> Exercise: From the listing below, select every line where the word "land" appears.

============

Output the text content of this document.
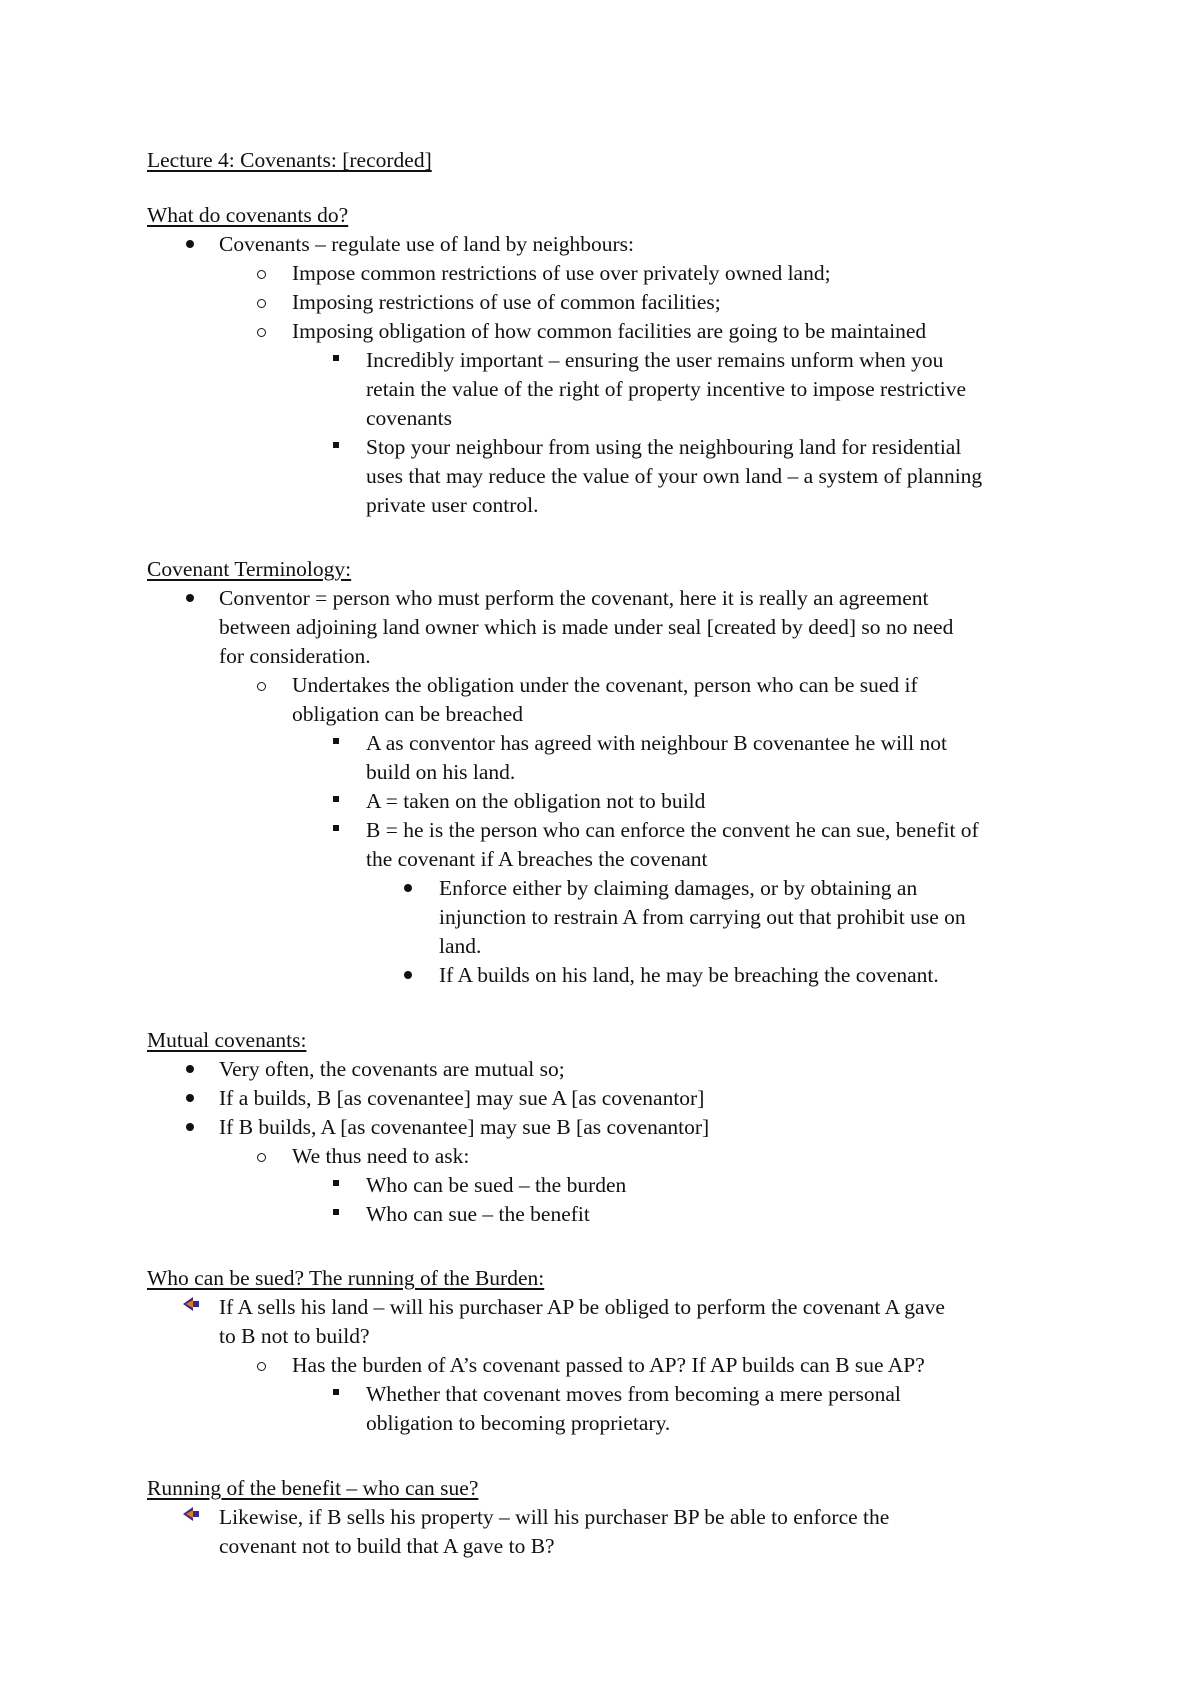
Lecture 4: Covenants: [recorded]
What do covenants do?
Covenants – regulate use of land by neighbours:
Impose common restrictions of use over privately owned land;
Imposing restrictions of use of common facilities;
Imposing obligation of how common facilities are going to be maintained
Incredibly important – ensuring the user remains unform when you
retain the value of the right of property incentive to impose restrictive
covenants
Stop your neighbour from using the neighbouring land for residential
uses that may reduce the value of your own land – a system of planning
private user control.
Covenant Terminology:
Conventor = person who must perform the covenant, here it is really an agreement
between adjoining land owner which is made under seal [created by deed] so no need
for consideration.
Undertakes the obligation under the covenant, person who can be sued if
obligation can be breached
A as conventor has agreed with neighbour B covenantee he will not
build on his land.
A = taken on the obligation not to build
B = he is the person who can enforce the convent he can sue, benefit of
the covenant if A breaches the covenant
Enforce either by claiming damages, or by obtaining an
injunction to restrain A from carrying out that prohibit use on
land.
If A builds on his land, he may be breaching the covenant.
Mutual covenants:
Very often, the covenants are mutual so;
If a builds, B [as covenantee] may sue A [as covenantor]
If B builds, A [as covenantee] may sue B [as covenantor]
We thus need to ask:
Who can be sued – the burden
Who can sue – the benefit
Who can be sued? The running of the Burden:
If A sells his land – will his purchaser AP be obliged to perform the covenant A gave
to B not to build?
Has the burden of A’s covenant passed to AP? If AP builds can B sue AP?
Whether that covenant moves from becoming a mere personal
obligation to becoming proprietary.
Running of the benefit – who can sue?
Likewise, if B sells his property – will his purchaser BP be able to enforce the
covenant not to build that A gave to B?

============

> Result for this exercise:
Covenants – regulate use of land by neighbours:
Impose common restrictions of use over privately owned land;
Stop your neighbour from using the neighbouring land for residential
uses that may reduce the value of your own land – a system of planning
between adjoining land owner which is made under seal [created by deed] so no need
build on his land.
land.
If A builds on his land, he may be breaching the covenant.
If A sells his land – will his purchaser AP be obliged to perform the covenant A gave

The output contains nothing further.